> **Kısa alıştırma**
Metin parçasına göre Avrupa, Rusya ile hangi durumu sürdüremez?

> **Metin parçası**
***

Ama bu ne kadar kalıcı olacak, ne kadar ileriye gider? Bunlar tartışmalıdır.
NATO’da ortaya çıkan durum devam edecek mi? Daha önemlisi ABD, Avrupa-Rusya
çelişkisi ve çatışmasını bu biçimde sürdürebilecek mi? Bu durum hem devletler
düzeyinde hem de toplumlar düzeyinde tartışmalıdır. Rusya toplumu da savaşa
onay vermedi. Yakın zamanda Avrupa toplumu, Rusya-Avrupa çatışmasının ortaya
çıkardığı özellikle doğalgaz-enerji kriziyle bu duruma daha fazla karşı
çıkacaklar. Dolayısıyla devletler bu politikayı daha fazla yürütemez hale
gelecekler. Rusya ile böyle uzun süreli savaş durumunu Avrupa sürdüremez. ABD,
Avrupa’ya onu dayatmaya kalkarsa kaybeder. Onun için öyle kalıcı bir durum
gözükmüyor. Evet güncel olarak bazı sonuçlar oldu ama öyle kalıcı bir şeye
dönüşecek gibi değildir.

***

> **Kaynak veriler**
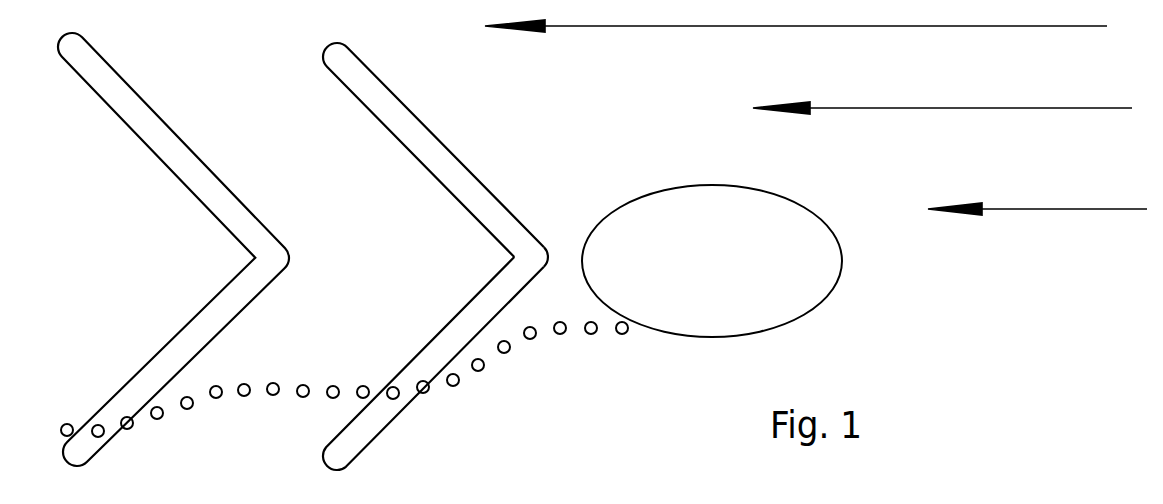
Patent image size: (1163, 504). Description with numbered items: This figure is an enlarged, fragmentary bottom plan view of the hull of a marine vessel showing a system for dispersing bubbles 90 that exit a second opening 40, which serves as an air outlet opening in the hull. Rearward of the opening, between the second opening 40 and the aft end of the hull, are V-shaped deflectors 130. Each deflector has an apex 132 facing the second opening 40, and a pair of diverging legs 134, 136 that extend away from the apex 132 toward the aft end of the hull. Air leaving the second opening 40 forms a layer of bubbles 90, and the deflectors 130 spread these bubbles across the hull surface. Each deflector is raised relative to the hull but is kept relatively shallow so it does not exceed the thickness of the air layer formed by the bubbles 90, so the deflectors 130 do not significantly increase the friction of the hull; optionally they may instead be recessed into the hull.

***

> **Yazılı çözüm**
Rusya ile uzun süreli savaş durumunu sürdüremez.